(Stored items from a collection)
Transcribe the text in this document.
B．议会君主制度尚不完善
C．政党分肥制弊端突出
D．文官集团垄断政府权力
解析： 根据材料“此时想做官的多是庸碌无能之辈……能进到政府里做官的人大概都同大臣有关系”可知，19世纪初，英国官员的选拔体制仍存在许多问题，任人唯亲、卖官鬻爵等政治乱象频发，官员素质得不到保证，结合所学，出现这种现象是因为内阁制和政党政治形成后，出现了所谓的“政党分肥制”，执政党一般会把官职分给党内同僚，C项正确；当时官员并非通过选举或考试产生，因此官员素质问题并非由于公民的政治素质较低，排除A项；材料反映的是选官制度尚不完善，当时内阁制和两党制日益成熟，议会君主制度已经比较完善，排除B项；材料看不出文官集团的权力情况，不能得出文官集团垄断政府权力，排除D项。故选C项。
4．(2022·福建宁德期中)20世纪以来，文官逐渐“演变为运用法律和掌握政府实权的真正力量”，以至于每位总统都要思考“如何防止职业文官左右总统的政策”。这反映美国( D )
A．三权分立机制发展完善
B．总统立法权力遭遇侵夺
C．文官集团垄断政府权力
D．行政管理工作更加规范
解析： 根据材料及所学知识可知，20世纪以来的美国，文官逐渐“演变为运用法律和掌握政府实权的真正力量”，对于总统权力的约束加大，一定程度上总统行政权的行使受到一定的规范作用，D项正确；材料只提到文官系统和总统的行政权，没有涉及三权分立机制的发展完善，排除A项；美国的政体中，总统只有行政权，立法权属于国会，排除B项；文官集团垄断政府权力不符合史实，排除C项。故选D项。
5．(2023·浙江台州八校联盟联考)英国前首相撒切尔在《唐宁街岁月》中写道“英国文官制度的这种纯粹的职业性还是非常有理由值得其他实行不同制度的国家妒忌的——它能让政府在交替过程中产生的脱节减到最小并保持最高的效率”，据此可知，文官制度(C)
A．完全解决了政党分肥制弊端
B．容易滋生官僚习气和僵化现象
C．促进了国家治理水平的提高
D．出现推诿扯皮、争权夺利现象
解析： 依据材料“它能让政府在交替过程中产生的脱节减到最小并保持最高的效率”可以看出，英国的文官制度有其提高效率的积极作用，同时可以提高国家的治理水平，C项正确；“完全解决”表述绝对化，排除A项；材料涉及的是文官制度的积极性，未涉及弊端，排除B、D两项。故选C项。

Exercise task: Which lines include the word "演变为运用法律和掌握政府实权的真正力量"? List them all.

The response:
4．(2022·福建宁德期中)20世纪以来，文官逐渐“演变为运用法律和掌握政府实权的真正力量”，以至于每位总统都要思考“如何防止职业文官左右总统的政策”。这反映美国( D )
解析： 根据材料及所学知识可知，20世纪以来的美国，文官逐渐“演变为运用法律和掌握政府实权的真正力量”，对于总统权力的约束加大，一定程度上总统行政权的行使受到一定的规范作用，D项正确；材料只提到文官系统和总统的行政权，没有涉及三权分立机制的发展完善，排除A项；美国的政体中，总统只有行政权，立法权属于国会，排除B项；文官集团垄断政府权力不符合史实，排除C项。故选D项。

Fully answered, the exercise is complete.